───── DATA FOR THIS EXERCISE
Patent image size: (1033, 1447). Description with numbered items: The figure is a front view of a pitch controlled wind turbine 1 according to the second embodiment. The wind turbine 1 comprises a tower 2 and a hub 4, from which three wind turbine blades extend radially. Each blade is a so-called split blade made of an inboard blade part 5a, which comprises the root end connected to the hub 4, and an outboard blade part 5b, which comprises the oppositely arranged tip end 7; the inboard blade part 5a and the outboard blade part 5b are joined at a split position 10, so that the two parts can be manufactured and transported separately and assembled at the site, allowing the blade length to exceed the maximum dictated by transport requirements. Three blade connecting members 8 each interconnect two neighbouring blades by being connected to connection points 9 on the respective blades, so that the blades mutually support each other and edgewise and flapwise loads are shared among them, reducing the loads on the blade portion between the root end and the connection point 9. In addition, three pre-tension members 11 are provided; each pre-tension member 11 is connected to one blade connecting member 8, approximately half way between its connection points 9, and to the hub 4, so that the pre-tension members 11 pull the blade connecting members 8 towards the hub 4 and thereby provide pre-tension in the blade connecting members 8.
──────────
───── DATA FOR THIS EXERCISE
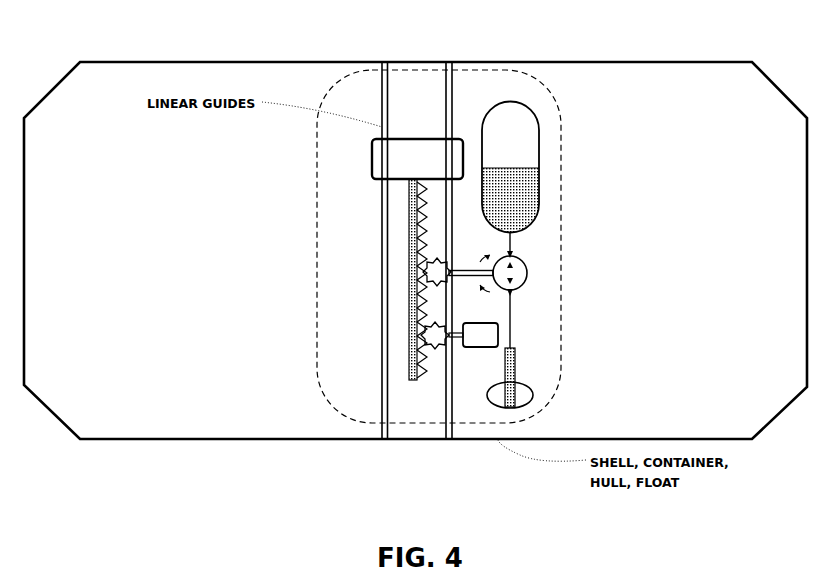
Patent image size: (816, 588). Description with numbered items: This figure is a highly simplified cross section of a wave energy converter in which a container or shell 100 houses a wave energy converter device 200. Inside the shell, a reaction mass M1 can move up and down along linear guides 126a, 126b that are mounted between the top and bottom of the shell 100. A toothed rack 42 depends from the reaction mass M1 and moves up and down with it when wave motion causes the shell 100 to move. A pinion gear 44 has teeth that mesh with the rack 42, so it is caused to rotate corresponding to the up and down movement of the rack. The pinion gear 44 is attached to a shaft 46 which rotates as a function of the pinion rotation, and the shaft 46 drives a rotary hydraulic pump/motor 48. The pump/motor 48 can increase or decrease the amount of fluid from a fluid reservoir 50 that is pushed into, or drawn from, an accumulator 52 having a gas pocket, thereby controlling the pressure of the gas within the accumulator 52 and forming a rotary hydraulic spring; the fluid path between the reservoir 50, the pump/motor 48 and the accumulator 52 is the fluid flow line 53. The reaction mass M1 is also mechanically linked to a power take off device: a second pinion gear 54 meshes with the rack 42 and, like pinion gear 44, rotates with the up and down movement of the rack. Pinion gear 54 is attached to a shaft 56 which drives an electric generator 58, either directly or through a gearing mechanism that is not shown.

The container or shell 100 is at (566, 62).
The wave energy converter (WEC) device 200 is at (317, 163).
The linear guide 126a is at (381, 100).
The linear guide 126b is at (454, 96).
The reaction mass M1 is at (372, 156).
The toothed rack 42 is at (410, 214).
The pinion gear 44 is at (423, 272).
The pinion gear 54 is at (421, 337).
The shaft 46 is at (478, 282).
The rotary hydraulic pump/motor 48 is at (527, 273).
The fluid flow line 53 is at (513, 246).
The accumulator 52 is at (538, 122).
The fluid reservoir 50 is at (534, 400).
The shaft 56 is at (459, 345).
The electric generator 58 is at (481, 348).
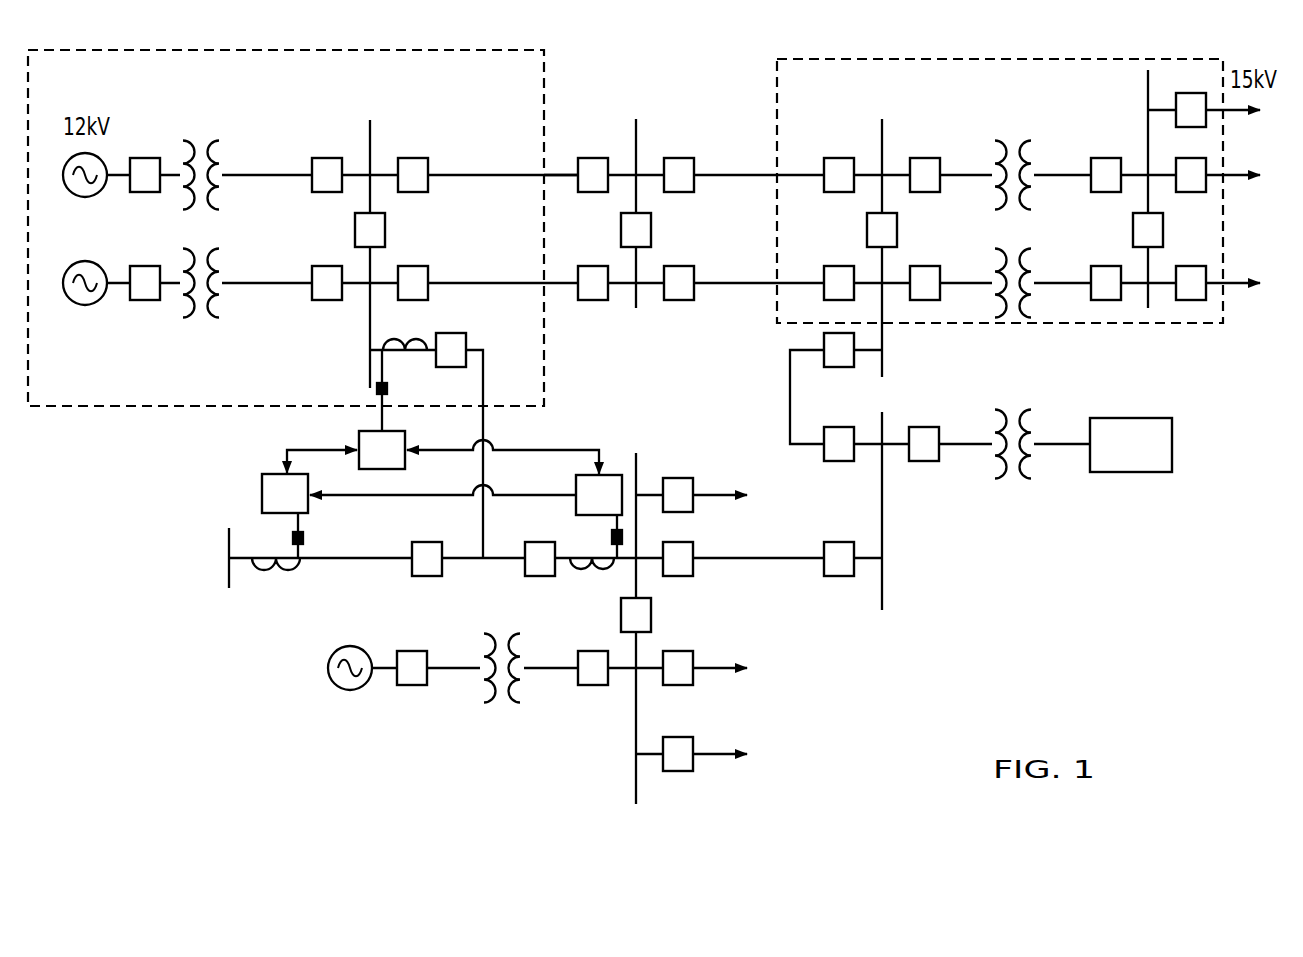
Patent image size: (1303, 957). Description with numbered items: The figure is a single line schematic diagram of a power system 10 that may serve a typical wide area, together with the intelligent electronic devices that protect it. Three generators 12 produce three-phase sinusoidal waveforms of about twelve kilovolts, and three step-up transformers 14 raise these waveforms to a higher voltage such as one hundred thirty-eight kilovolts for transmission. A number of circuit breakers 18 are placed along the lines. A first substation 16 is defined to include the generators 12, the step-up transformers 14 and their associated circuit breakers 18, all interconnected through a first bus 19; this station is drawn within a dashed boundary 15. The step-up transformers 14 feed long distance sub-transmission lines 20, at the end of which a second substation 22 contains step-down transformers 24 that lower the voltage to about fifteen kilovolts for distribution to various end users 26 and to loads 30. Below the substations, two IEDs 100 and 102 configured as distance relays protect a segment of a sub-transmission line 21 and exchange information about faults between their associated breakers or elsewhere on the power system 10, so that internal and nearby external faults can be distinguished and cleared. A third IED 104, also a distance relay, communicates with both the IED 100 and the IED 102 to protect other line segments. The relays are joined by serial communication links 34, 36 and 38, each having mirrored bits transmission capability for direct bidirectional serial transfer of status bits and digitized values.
──────────
#### [REQUIREMENT]
Which lines in the items above contain the string "shaft"? Copy each of those lines in full.

#### [TASK RESPONSE]
Patent image size: (816, 588). Description with numbered items: This figure is a highly simplified cross section of a wave energy converter in which a container or shell 100 houses a wave energy converter device 200. Inside the shell, a reaction mass M1 can move up and down along linear guides 126a, 126b that are mounted between the top and bottom of the shell 100. A toothed rack 42 depends from the reaction mass M1 and moves up and down with it when wave motion causes the shell 100 to move. A pinion gear 44 has teeth that mesh with the rack 42, so it is caused to rotate corresponding to the up and down movement of the rack. The pinion gear 44 is attached to a shaft 46 which rotates as a function of the pinion rotation, and the shaft 46 drives a rotary hydraulic pump/motor 48. The pump/motor 48 can increase or decrease the amount of fluid from a fluid reservoir 50 that is pushed into, or drawn from, an accumulator 52 having a gas pocket, thereby controlling the pressure of the gas within the accumulator 52 and forming a rotary hydraulic spring; the fluid path between the reservoir 50, the pump/motor 48 and the accumulator 52 is the fluid flow line 53. The reaction mass M1 is also mechanically linked to a power take off device: a second pinion gear 54 meshes with the rack 42 and, like pinion gear 44, rotates with the up and down movement of the rack. Pinion gear 54 is attached to a shaft 56 which drives an electric generator 58, either directly or through a gearing mechanism that is not shown.
The shaft 46 is at (478, 282).
The shaft 56 is at (459, 345).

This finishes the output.